Repeat every line below exactly as it reads.

-- BEGIN Data excerpts --

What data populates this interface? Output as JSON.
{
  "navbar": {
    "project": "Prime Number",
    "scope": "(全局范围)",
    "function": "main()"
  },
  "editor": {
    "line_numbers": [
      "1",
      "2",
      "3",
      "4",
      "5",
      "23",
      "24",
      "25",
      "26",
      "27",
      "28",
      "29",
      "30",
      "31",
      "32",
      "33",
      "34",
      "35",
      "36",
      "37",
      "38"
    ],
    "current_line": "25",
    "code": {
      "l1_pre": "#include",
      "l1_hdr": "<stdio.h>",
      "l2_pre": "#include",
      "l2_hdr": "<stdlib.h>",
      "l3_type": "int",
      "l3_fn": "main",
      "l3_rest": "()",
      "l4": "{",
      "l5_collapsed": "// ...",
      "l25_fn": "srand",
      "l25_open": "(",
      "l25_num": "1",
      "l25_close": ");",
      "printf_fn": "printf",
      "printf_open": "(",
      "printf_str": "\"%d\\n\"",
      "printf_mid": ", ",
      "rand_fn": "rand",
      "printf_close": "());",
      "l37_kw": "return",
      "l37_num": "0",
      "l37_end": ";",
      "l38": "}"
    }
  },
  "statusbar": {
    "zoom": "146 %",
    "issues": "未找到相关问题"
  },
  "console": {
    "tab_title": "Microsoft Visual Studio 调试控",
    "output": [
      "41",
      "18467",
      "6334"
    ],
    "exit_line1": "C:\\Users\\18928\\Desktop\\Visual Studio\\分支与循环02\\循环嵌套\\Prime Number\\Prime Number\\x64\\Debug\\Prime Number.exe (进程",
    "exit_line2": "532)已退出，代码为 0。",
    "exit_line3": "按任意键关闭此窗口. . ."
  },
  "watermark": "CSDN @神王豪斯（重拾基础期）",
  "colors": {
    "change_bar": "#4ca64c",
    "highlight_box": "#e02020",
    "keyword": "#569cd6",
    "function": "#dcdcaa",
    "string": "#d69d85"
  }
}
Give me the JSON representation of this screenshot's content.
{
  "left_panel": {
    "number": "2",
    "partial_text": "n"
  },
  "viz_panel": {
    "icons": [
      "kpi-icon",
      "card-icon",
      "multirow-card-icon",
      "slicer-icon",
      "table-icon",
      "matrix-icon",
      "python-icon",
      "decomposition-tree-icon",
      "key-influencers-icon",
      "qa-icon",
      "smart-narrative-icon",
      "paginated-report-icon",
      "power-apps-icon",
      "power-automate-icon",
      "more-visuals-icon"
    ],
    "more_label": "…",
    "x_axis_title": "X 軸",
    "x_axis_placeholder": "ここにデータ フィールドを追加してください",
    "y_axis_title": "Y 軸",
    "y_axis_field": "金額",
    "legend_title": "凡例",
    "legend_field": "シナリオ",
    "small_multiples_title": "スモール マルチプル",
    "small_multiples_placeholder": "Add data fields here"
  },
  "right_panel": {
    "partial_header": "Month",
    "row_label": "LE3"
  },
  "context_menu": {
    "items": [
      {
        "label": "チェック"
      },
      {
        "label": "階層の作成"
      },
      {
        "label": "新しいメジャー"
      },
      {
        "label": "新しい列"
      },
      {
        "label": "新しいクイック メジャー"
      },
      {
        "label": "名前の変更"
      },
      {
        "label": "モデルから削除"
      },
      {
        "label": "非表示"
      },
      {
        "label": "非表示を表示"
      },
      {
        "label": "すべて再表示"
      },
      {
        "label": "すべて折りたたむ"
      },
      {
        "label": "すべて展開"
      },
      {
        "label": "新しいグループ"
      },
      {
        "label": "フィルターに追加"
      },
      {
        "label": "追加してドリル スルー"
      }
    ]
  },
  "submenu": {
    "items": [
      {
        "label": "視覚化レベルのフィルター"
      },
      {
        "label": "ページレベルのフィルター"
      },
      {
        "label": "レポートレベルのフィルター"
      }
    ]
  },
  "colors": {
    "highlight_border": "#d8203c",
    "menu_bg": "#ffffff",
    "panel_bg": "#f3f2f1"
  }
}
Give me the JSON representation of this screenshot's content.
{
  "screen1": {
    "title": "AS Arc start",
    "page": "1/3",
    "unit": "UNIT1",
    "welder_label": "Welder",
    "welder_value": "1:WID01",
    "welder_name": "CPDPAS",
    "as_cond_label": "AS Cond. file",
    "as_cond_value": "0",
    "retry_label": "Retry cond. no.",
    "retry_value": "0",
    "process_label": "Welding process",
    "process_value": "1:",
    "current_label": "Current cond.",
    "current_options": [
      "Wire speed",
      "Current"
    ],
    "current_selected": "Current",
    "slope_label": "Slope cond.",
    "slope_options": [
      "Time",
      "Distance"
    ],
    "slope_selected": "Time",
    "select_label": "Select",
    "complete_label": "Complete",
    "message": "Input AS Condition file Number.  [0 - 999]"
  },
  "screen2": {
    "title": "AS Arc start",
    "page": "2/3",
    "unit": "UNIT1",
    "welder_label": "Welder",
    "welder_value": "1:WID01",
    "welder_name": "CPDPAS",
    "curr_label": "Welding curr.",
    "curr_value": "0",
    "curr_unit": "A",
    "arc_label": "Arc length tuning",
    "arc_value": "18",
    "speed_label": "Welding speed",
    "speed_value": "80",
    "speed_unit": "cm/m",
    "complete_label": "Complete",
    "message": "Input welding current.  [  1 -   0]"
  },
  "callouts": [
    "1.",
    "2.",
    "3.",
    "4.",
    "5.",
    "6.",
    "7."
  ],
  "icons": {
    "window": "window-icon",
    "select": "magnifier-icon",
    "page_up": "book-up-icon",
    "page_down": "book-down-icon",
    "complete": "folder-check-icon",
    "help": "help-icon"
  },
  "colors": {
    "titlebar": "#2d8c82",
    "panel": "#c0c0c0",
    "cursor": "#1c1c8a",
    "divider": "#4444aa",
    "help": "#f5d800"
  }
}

-- END Data excerpts --

■ Output of the exercise:
What data populates this interface? Output as JSON.
{
  "navbar": {
    "project": "Prime Number",
    "scope": "(全局范围)",
    "function": "main()"
  },
  "editor": {
    "line_numbers": [
      "1",
      "2",
      "3",
      "4",
      "5",
      "23",
      "24",
      "25",
      "26",
      "27",
      "28",
      "29",
      "30",
      "31",
      "32",
      "33",
      "34",
      "35",
      "36",
      "37",
      "38"
    ],
    "current_line": "25",
    "code": {
      "l1_pre": "#include",
      "l1_hdr": "<stdio.h>",
      "l2_pre": "#include",
      "l2_hdr": "<stdlib.h>",
      "l3_type": "int",
      "l3_fn": "main",
      "l3_rest": "()",
      "l4": "{",
      "l5_collapsed": "// ...",
      "l25_fn": "srand",
      "l25_open": "(",
      "l25_num": "1",
      "l25_close": ");",
      "printf_fn": "printf",
      "printf_open": "(",
      "printf_str": "\"%d\\n\"",
      "printf_mid": ", ",
      "rand_fn": "rand",
      "printf_close": "());",
      "l37_kw": "return",
      "l37_num": "0",
      "l37_end": ";",
      "l38": "}"
    }
  },
  "statusbar": {
    "zoom": "146 %",
    "issues": "未找到相关问题"
  },
  "console": {
    "tab_title": "Microsoft Visual Studio 调试控",
    "output": [
      "41",
      "18467",
      "6334"
    ],
    "exit_line1": "C:\\Users\\18928\\Desktop\\Visual Studio\\分支与循环02\\循环嵌套\\Prime Number\\Prime Number\\x64\\Debug\\Prime Number.exe (进程",
    "exit_line2": "532)已退出，代码为 0。",
    "exit_line3": "按任意键关闭此窗口. . ."
  },
  "watermark": "CSDN @神王豪斯（重拾基础期）",
  "colors": {
    "change_bar": "#4ca64c",
    "highlight_box": "#e02020",
    "keyword": "#569cd6",
    "function": "#dcdcaa",
    "string": "#d69d85"
  }
}
Give me the JSON representation of this screenshot's content.
{
  "left_panel": {
    "number": "2",
    "partial_text": "n"
  },
  "viz_panel": {
    "icons": [
      "kpi-icon",
      "card-icon",
      "multirow-card-icon",
      "slicer-icon",
      "table-icon",
      "matrix-icon",
      "python-icon",
      "decomposition-tree-icon",
      "key-influencers-icon",
      "qa-icon",
      "smart-narrative-icon",
      "paginated-report-icon",
      "power-apps-icon",
      "power-automate-icon",
      "more-visuals-icon"
    ],
    "more_label": "…",
    "x_axis_title": "X 軸",
    "x_axis_placeholder": "ここにデータ フィールドを追加してください",
    "y_axis_title": "Y 軸",
    "y_axis_field": "金額",
    "legend_title": "凡例",
    "legend_field": "シナリオ",
    "small_multiples_title": "スモール マルチプル",
    "small_multiples_placeholder": "Add data fields here"
  },
  "right_panel": {
    "partial_header": "Month",
    "row_label": "LE3"
  },
  "context_menu": {
    "items": [
      {
        "label": "チェック"
      },
      {
        "label": "階層の作成"
      },
      {
        "label": "新しいメジャー"
      },
      {
        "label": "新しい列"
      },
      {
        "label": "新しいクイック メジャー"
      },
      {
        "label": "名前の変更"
      },
      {
        "label": "モデルから削除"
      },
      {
        "label": "非表示"
      },
      {
        "label": "非表示を表示"
      },
      {
        "label": "すべて再表示"
      },
      {
        "label": "すべて折りたたむ"
      },
      {
        "label": "すべて展開"
      },
      {
        "label": "新しいグループ"
      },
      {
        "label": "フィルターに追加"
      },
      {
        "label": "追加してドリル スルー"
      }
    ]
  },
  "submenu": {
    "items": [
      {
        "label": "視覚化レベルのフィルター"
      },
      {
        "label": "ページレベルのフィルター"
      },
      {
        "label": "レポートレベルのフィルター"
      }
    ]
  },
  "colors": {
    "highlight_border": "#d8203c",
    "menu_bg": "#ffffff",
    "panel_bg": "#f3f2f1"
  }
}
Give me the JSON representation of this screenshot's content.
{
  "screen1": {
    "title": "AS Arc start",
    "page": "1/3",
    "unit": "UNIT1",
    "welder_label": "Welder",
    "welder_value": "1:WID01",
    "welder_name": "CPDPAS",
    "as_cond_label": "AS Cond. file",
    "as_cond_value": "0",
    "retry_label": "Retry cond. no.",
    "retry_value": "0",
    "process_label": "Welding process",
    "process_value": "1:",
    "current_label": "Current cond.",
    "current_options": [
      "Wire speed",
      "Current"
    ],
    "current_selected": "Current",
    "slope_label": "Slope cond.",
    "slope_options": [
      "Time",
      "Distance"
    ],
    "slope_selected": "Time",
    "select_label": "Select",
    "complete_label": "Complete",
    "message": "Input AS Condition file Number.  [0 - 999]"
  },
  "screen2": {
    "title": "AS Arc start",
    "page": "2/3",
    "unit": "UNIT1",
    "welder_label": "Welder",
    "welder_value": "1:WID01",
    "welder_name": "CPDPAS",
    "curr_label": "Welding curr.",
    "curr_value": "0",
    "curr_unit": "A",
    "arc_label": "Arc length tuning",
    "arc_value": "18",
    "speed_label": "Welding speed",
    "speed_value": "80",
    "speed_unit": "cm/m",
    "complete_label": "Complete",
    "message": "Input welding current.  [  1 -   0]"
  },
  "callouts": [
    "1.",
    "2.",
    "3.",
    "4.",
    "5.",
    "6.",
    "7."
  ],
  "icons": {
    "window": "window-icon",
    "select": "magnifier-icon",
    "page_up": "book-up-icon",
    "page_down": "book-down-icon",
    "complete": "folder-check-icon",
    "help": "help-icon"
  },
  "colors": {
    "titlebar": "#2d8c82",
    "panel": "#c0c0c0",
    "cursor": "#1c1c8a",
    "divider": "#4444aa",
    "help": "#f5d800"
  }
}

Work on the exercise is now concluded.